### Given problem
Tell how many lines include the string "label". Answer with a single number.

------ Information shown ------

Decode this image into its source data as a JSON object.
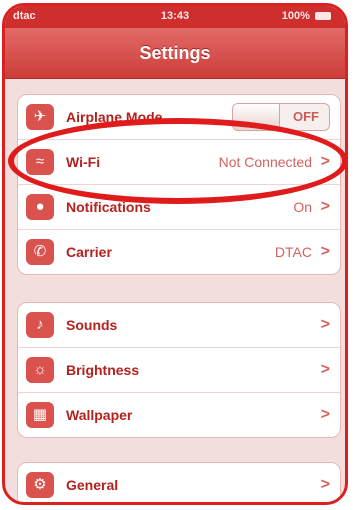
{
  "status_bar": {
    "carrier": "dtac",
    "time": "13:43",
    "battery": "100%",
    "battery_icon": "battery-icon"
  },
  "nav": {
    "title": "Settings"
  },
  "groups": [
    [
      {
        "label": "Airplane Mode",
        "toggle": "OFF",
        "icon": "airplane-icon"
      },
      {
        "label": "Wi-Fi",
        "value": "Not Connected",
        "icon": "wifi-icon"
      },
      {
        "label": "Notifications",
        "value": "On",
        "icon": "notifications-icon"
      },
      {
        "label": "Carrier",
        "value": "DTAC",
        "icon": "carrier-phone-icon"
      }
    ],
    [
      {
        "label": "Sounds",
        "icon": "sounds-speaker-icon"
      },
      {
        "label": "Brightness",
        "icon": "brightness-sun-icon"
      },
      {
        "label": "Wallpaper",
        "icon": "wallpaper-image-icon"
      }
    ],
    [
      {
        "label": "General",
        "icon": "general-gear-icon"
      }
    ]
  ],
  "chevron": ">",
  "colors": {
    "accent": "#cc3d39",
    "highlight": "#e01b1b",
    "frame": "#d9221f"
  }
}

------

### Result of this exercise
8